**Exercise task**.
Continue the email reply about how strings inside regular-expression sets should match, starting right after its last quoted line.

**Document extract**.
___

From: Andy Heninger (andy.heninger@gmail.com)
Date: Fri Oct 05 2007 - 12:21:45 CDT
On 10/4/07, Mike <mike-list@pobox.com> wrote:
>
> > With strings in sets at all, separately from the question of how to do
> > set negation, I'm not sure how matching should work. Which choice is
> > selected if more than one is possible? Should backtracking try
> > additional choices if the first one doesn't lead to an overall match?
> > If sets don't have an implied ordering, do we need to require a POSIX
> > style longest match, which could be slow?
>
> In a set, I keep track of the strings by their length, so the longest
> match is always found. I don't think you want to backtrack and try a
> shorter string since the longer match is supposed to be treated as a
> unit....
>
> > Should the set [^xyz\q{ch}] match the 'c' in "ch" ?

___

**Supplied data**.
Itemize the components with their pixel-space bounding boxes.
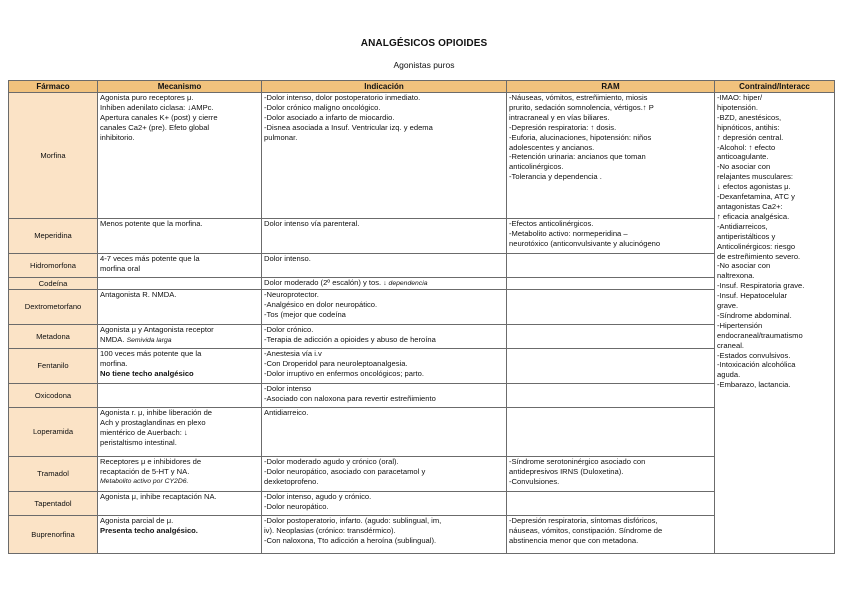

___

**Expected answer**.
>
> I don't think so; since the \q{ch} matches "ch", the negated set does
> not match at the first position.
The choices you have made seem reasonable to me.
But what would implementations with a DFA (non-backtracking) implementation
do? It would be very difficult for them to not take a shorter string from a
set if that led to an overall longer match. Would it be OK - still useful-
if the UTS left what happens unspecified?
-- Andy
> I'm half inclined to move strings, or literal clusters, into section 3,
> > then move the entire section 3 of UTS-18 into a separate document for
> > interesting, but not fully worked out, ideas.
>
> This seems like a good idea.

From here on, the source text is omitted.